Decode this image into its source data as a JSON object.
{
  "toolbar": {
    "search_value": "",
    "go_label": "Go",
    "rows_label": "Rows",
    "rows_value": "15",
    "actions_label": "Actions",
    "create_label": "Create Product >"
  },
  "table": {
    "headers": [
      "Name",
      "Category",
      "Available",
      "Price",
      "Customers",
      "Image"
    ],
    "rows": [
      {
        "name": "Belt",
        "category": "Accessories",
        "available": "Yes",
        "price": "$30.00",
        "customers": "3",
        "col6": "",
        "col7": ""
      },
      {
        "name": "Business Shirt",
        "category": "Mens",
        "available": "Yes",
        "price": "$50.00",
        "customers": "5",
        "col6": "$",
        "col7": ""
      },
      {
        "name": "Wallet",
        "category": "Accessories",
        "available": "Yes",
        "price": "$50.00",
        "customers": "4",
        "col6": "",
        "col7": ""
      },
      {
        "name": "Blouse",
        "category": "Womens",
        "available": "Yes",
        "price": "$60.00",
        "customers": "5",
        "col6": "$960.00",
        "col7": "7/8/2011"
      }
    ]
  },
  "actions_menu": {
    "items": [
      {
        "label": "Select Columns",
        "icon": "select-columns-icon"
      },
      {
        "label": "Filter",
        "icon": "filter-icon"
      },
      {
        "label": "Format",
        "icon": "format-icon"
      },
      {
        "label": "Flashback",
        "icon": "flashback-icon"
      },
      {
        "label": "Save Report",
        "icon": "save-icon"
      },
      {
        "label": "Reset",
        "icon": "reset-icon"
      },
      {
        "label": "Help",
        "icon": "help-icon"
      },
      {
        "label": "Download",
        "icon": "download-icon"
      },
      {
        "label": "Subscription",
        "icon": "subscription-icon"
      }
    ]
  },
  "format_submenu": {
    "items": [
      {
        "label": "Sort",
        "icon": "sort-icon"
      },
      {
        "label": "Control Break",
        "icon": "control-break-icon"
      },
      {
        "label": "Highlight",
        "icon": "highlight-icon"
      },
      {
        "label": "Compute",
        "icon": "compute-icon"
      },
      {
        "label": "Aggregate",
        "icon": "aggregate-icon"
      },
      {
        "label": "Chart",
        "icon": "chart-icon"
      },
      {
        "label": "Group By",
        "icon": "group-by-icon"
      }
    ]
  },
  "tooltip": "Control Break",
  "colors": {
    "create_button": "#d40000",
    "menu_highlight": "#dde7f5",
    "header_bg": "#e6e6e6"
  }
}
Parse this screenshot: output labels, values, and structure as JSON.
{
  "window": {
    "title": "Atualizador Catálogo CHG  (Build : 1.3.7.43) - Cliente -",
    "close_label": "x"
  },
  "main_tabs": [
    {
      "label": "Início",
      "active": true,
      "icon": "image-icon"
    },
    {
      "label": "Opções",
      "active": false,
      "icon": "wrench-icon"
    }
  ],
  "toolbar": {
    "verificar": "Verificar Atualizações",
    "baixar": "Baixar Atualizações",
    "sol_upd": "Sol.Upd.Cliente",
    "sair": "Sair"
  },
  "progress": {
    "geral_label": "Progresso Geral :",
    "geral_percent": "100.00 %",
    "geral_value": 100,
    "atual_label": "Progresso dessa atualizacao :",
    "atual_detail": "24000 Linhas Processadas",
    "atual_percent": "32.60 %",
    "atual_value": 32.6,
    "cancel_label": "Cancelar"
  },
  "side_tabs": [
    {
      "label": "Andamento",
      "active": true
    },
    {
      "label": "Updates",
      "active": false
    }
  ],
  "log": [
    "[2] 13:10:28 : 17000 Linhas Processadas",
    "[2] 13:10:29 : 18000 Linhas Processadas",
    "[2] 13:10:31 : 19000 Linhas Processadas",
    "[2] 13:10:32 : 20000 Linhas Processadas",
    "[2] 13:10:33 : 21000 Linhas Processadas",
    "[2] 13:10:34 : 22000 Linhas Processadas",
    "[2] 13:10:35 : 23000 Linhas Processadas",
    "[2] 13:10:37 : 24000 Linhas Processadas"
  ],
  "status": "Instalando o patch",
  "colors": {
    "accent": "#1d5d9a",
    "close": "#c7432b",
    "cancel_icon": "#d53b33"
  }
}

◆ ◆ ◆ ◆ ◆

▸ Problem:
Extract every entry above as it appears.

▸ Result:
Decode this image into its source data as a JSON object.
{
  "toolbar": {
    "search_value": "",
    "go_label": "Go",
    "rows_label": "Rows",
    "rows_value": "15",
    "actions_label": "Actions",
    "create_label": "Create Product >"
  },
  "table": {
    "headers": [
      "Name",
      "Category",
      "Available",
      "Price",
      "Customers",
      "Image"
    ],
    "rows": [
      {
        "name": "Belt",
        "category": "Accessories",
        "available": "Yes",
        "price": "$30.00",
        "customers": "3",
        "col6": "",
        "col7": ""
      },
      {
        "name": "Business Shirt",
        "category": "Mens",
        "available": "Yes",
        "price": "$50.00",
        "customers": "5",
        "col6": "$",
        "col7": ""
      },
      {
        "name": "Wallet",
        "category": "Accessories",
        "available": "Yes",
        "price": "$50.00",
        "customers": "4",
        "col6": "",
        "col7": ""
      },
      {
        "name": "Blouse",
        "category": "Womens",
        "available": "Yes",
        "price": "$60.00",
        "customers": "5",
        "col6": "$960.00",
        "col7": "7/8/2011"
      }
    ]
  },
  "actions_menu": {
    "items": [
      {
        "label": "Select Columns",
        "icon": "select-columns-icon"
      },
      {
        "label": "Filter",
        "icon": "filter-icon"
      },
      {
        "label": "Format",
        "icon": "format-icon"
      },
      {
        "label": "Flashback",
        "icon": "flashback-icon"
      },
      {
        "label": "Save Report",
        "icon": "save-icon"
      },
      {
        "label": "Reset",
        "icon": "reset-icon"
      },
      {
        "label": "Help",
        "icon": "help-icon"
      },
      {
        "label": "Download",
        "icon": "download-icon"
      },
      {
        "label": "Subscription",
        "icon": "subscription-icon"
      }
    ]
  },
  "format_submenu": {
    "items": [
      {
        "label": "Sort",
        "icon": "sort-icon"
      },
      {
        "label": "Control Break",
        "icon": "control-break-icon"
      },
      {
        "label": "Highlight",
        "icon": "highlight-icon"
      },
      {
        "label": "Compute",
        "icon": "compute-icon"
      },
      {
        "label": "Aggregate",
        "icon": "aggregate-icon"
      },
      {
        "label": "Chart",
        "icon": "chart-icon"
      },
      {
        "label": "Group By",
        "icon": "group-by-icon"
      }
    ]
  },
  "tooltip": "Control Break",
  "colors": {
    "create_button": "#d40000",
    "menu_highlight": "#dde7f5",
    "header_bg": "#e6e6e6"
  }
}
Parse this screenshot: output labels, values, and structure as JSON.
{
  "window": {
    "title": "Atualizador Catálogo CHG  (Build : 1.3.7.43) - Cliente -",
    "close_label": "x"
  },
  "main_tabs": [
    {
      "label": "Início",
      "active": true,
      "icon": "image-icon"
    },
    {
      "label": "Opções",
      "active": false,
      "icon": "wrench-icon"
    }
  ],
  "toolbar": {
    "verificar": "Verificar Atualizações",
    "baixar": "Baixar Atualizações",
    "sol_upd": "Sol.Upd.Cliente",
    "sair": "Sair"
  },
  "progress": {
    "geral_label": "Progresso Geral :",
    "geral_percent": "100.00 %",
    "geral_value": 100,
    "atual_label": "Progresso dessa atualizacao :",
    "atual_detail": "24000 Linhas Processadas",
    "atual_percent": "32.60 %",
    "atual_value": 32.6,
    "cancel_label": "Cancelar"
  },
  "side_tabs": [
    {
      "label": "Andamento",
      "active": true
    },
    {
      "label": "Updates",
      "active": false
    }
  ],
  "log": [
    "[2] 13:10:28 : 17000 Linhas Processadas",
    "[2] 13:10:29 : 18000 Linhas Processadas",
    "[2] 13:10:31 : 19000 Linhas Processadas",
    "[2] 13:10:32 : 20000 Linhas Processadas",
    "[2] 13:10:33 : 21000 Linhas Processadas",
    "[2] 13:10:34 : 22000 Linhas Processadas",
    "[2] 13:10:35 : 23000 Linhas Processadas",
    "[2] 13:10:37 : 24000 Linhas Processadas"
  ],
  "status": "Instalando o patch",
  "colors": {
    "accent": "#1d5d9a",
    "close": "#c7432b",
    "cancel_icon": "#d53b33"
  }
}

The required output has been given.